• **Request**
Will you output all of the data below exactly, omitting the images?

• **Supplied information**
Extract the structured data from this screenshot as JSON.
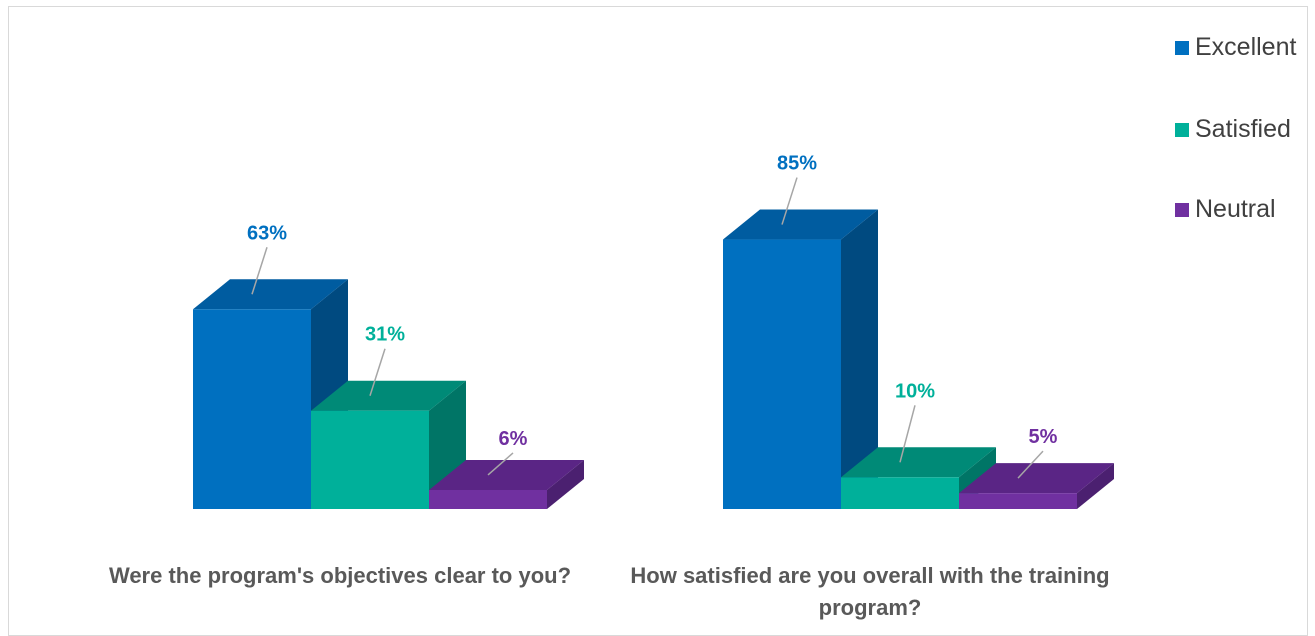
{
  "chart_data": {
    "type": "bar",
    "title": "",
    "categories": [
      "Were the program's objectives clear to you?",
      "How satisfied are you overall with the training program?"
    ],
    "series": [
      {
        "name": "Excellent",
        "values": [
          63,
          85
        ],
        "labels": [
          "63%",
          "85%"
        ]
      },
      {
        "name": "Satisfied",
        "values": [
          31,
          10
        ],
        "labels": [
          "31%",
          "10%"
        ]
      },
      {
        "name": "Neutral",
        "values": [
          6,
          5
        ],
        "labels": [
          "6%",
          "5%"
        ]
      }
    ],
    "ylim": [
      0,
      100
    ],
    "grid": false,
    "legend_position": "right",
    "colors": {
      "Excellent": {
        "front": "#0070c0",
        "side": "#004a80",
        "top": "#005ca0",
        "label": "#0070c0"
      },
      "Satisfied": {
        "front": "#00b09a",
        "side": "#007566",
        "top": "#008a77",
        "label": "#00b09a"
      },
      "Neutral": {
        "front": "#7030a0",
        "side": "#4b2070",
        "top": "#5a2585",
        "label": "#7030a0"
      }
    }
  }
}
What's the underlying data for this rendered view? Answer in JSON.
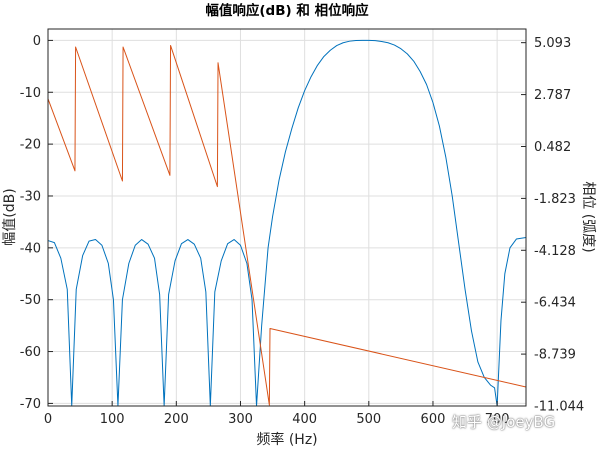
{
  "chart_data": {
    "type": "line",
    "title": "幅值响应(dB) 和 相位响应",
    "xlabel": "频率 (Hz)",
    "ylabel_left": "幅值(dB)",
    "ylabel_right": "相位 (弧度)",
    "xlim": [
      0,
      745
    ],
    "ylim_left": [
      -70.5,
      2.2
    ],
    "ylim_right": [
      -11.044,
      5.7
    ],
    "x_ticks": [
      "0",
      "100",
      "200",
      "300",
      "400",
      "500",
      "600",
      "700"
    ],
    "y_ticks_left": [
      "0",
      "-10",
      "-20",
      "-30",
      "-40",
      "-50",
      "-60",
      "-70"
    ],
    "y_ticks_right": [
      "5.093",
      "2.787",
      "0.482",
      "-1.823",
      "-4.128",
      "-6.434",
      "-8.739",
      "-11.044"
    ],
    "grid": true,
    "series": [
      {
        "color": "#0072bd",
        "axis": "left",
        "x": [
          0,
          10,
          20,
          30,
          37,
          44,
          54,
          64,
          74,
          84,
          94,
          102,
          109,
          116,
          126,
          136,
          146,
          156,
          166,
          174,
          181,
          188,
          198,
          208,
          218,
          228,
          238,
          246,
          253,
          260,
          270,
          280,
          290,
          300,
          310,
          318,
          325,
          333,
          343,
          350,
          360,
          370,
          380,
          390,
          400,
          410,
          420,
          430,
          440,
          450,
          460,
          470,
          480,
          490,
          500,
          510,
          520,
          530,
          540,
          550,
          560,
          570,
          580,
          590,
          600,
          610,
          620,
          630,
          640,
          650,
          660,
          670,
          680,
          690,
          696,
          700,
          706,
          712,
          720,
          730,
          745
        ],
        "y": [
          -38.6,
          -39.0,
          -42.0,
          -48.0,
          -70.5,
          -48.0,
          -41.5,
          -38.7,
          -38.4,
          -39.5,
          -43.0,
          -50.0,
          -70.5,
          -50.0,
          -43.0,
          -39.5,
          -38.4,
          -39.3,
          -42.0,
          -49.0,
          -70.5,
          -49.0,
          -42.5,
          -39.2,
          -38.4,
          -39.3,
          -42.0,
          -48.5,
          -70.5,
          -48.5,
          -42.5,
          -39.2,
          -38.4,
          -39.5,
          -43.0,
          -50.0,
          -70.5,
          -55.0,
          -40.0,
          -34.0,
          -27.0,
          -21.5,
          -17.0,
          -13.0,
          -9.7,
          -7.0,
          -4.8,
          -3.1,
          -1.9,
          -1.0,
          -0.45,
          -0.15,
          -0.02,
          0.0,
          0.0,
          -0.05,
          -0.2,
          -0.45,
          -0.9,
          -1.6,
          -2.6,
          -4.0,
          -6.0,
          -8.5,
          -12.0,
          -16.5,
          -22.5,
          -30.0,
          -39.0,
          -48.0,
          -56.0,
          -62.0,
          -65.0,
          -66.5,
          -67.0,
          -70.5,
          -54.0,
          -45.0,
          -40.0,
          -38.3,
          -38.0
        ]
      },
      {
        "color": "#d95319",
        "axis": "right",
        "x": [
          0,
          42,
          43,
          116,
          117,
          190,
          191,
          264,
          265,
          345,
          346,
          745
        ],
        "y": [
          2.6,
          -0.6,
          4.9,
          -1.05,
          4.9,
          -0.8,
          4.97,
          -1.3,
          4.2,
          -11.0,
          -7.6,
          -10.2
        ]
      }
    ],
    "watermark": "知乎 @JoeyBG"
  }
}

• **Finished exercise**
Extract the structured data from this screenshot as JSON.
{
  "chart_data": {
    "type": "bar",
    "title": "",
    "categories": [
      "Were the program's objectives clear to you?",
      "How satisfied are you overall with the training program?"
    ],
    "series": [
      {
        "name": "Excellent",
        "values": [
          63,
          85
        ],
        "labels": [
          "63%",
          "85%"
        ]
      },
      {
        "name": "Satisfied",
        "values": [
          31,
          10
        ],
        "labels": [
          "31%",
          "10%"
        ]
      },
      {
        "name": "Neutral",
        "values": [
          6,
          5
        ],
        "labels": [
          "6%",
          "5%"
        ]
      }
    ],
    "ylim": [
      0,
      100
    ],
    "grid": false,
    "legend_position": "right",
    "colors": {
      "Excellent": {
        "front": "#0070c0",
        "side": "#004a80",
        "top": "#005ca0",
        "label": "#0070c0"
      },
      "Satisfied": {
        "front": "#00b09a",
        "side": "#007566",
        "top": "#008a77",
        "label": "#00b09a"
      },
      "Neutral": {
        "front": "#7030a0",
        "side": "#4b2070",
        "top": "#5a2585",
        "label": "#7030a0"
      }
    }
  }
}
What's the underlying data for this rendered view? Answer in JSON.
{
  "chart_data": {
    "type": "line",
    "title": "幅值响应(dB) 和 相位响应",
    "xlabel": "频率 (Hz)",
    "ylabel_left": "幅值(dB)",
    "ylabel_right": "相位 (弧度)",
    "xlim": [
      0,
      745
    ],
    "ylim_left": [
      -70.5,
      2.2
    ],
    "ylim_right": [
      -11.044,
      5.7
    ],
    "x_ticks": [
      "0",
      "100",
      "200",
      "300",
      "400",
      "500",
      "600",
      "700"
    ],
    "y_ticks_left": [
      "0",
      "-10",
      "-20",
      "-30",
      "-40",
      "-50",
      "-60",
      "-70"
    ],
    "y_ticks_right": [
      "5.093",
      "2.787",
      "0.482",
      "-1.823",
      "-4.128",
      "-6.434",
      "-8.739",
      "-11.044"
    ],
    "grid": true,
    "series": [
      {
        "color": "#0072bd",
        "axis": "left",
        "x": [
          0,
          10,
          20,
          30,
          37,
          44,
          54,
          64,
          74,
          84,
          94,
          102,
          109,
          116,
          126,
          136,
          146,
          156,
          166,
          174,
          181,
          188,
          198,
          208,
          218,
          228,
          238,
          246,
          253,
          260,
          270,
          280,
          290,
          300,
          310,
          318,
          325,
          333,
          343,
          350,
          360,
          370,
          380,
          390,
          400,
          410,
          420,
          430,
          440,
          450,
          460,
          470,
          480,
          490,
          500,
          510,
          520,
          530,
          540,
          550,
          560,
          570,
          580,
          590,
          600,
          610,
          620,
          630,
          640,
          650,
          660,
          670,
          680,
          690,
          696,
          700,
          706,
          712,
          720,
          730,
          745
        ],
        "y": [
          -38.6,
          -39.0,
          -42.0,
          -48.0,
          -70.5,
          -48.0,
          -41.5,
          -38.7,
          -38.4,
          -39.5,
          -43.0,
          -50.0,
          -70.5,
          -50.0,
          -43.0,
          -39.5,
          -38.4,
          -39.3,
          -42.0,
          -49.0,
          -70.5,
          -49.0,
          -42.5,
          -39.2,
          -38.4,
          -39.3,
          -42.0,
          -48.5,
          -70.5,
          -48.5,
          -42.5,
          -39.2,
          -38.4,
          -39.5,
          -43.0,
          -50.0,
          -70.5,
          -55.0,
          -40.0,
          -34.0,
          -27.0,
          -21.5,
          -17.0,
          -13.0,
          -9.7,
          -7.0,
          -4.8,
          -3.1,
          -1.9,
          -1.0,
          -0.45,
          -0.15,
          -0.02,
          0.0,
          0.0,
          -0.05,
          -0.2,
          -0.45,
          -0.9,
          -1.6,
          -2.6,
          -4.0,
          -6.0,
          -8.5,
          -12.0,
          -16.5,
          -22.5,
          -30.0,
          -39.0,
          -48.0,
          -56.0,
          -62.0,
          -65.0,
          -66.5,
          -67.0,
          -70.5,
          -54.0,
          -45.0,
          -40.0,
          -38.3,
          -38.0
        ]
      },
      {
        "color": "#d95319",
        "axis": "right",
        "x": [
          0,
          42,
          43,
          116,
          117,
          190,
          191,
          264,
          265,
          345,
          346,
          745
        ],
        "y": [
          2.6,
          -0.6,
          4.9,
          -1.05,
          4.9,
          -0.8,
          4.97,
          -1.3,
          4.2,
          -11.0,
          -7.6,
          -10.2
        ]
      }
    ],
    "watermark": "知乎 @JoeyBG"
  }
}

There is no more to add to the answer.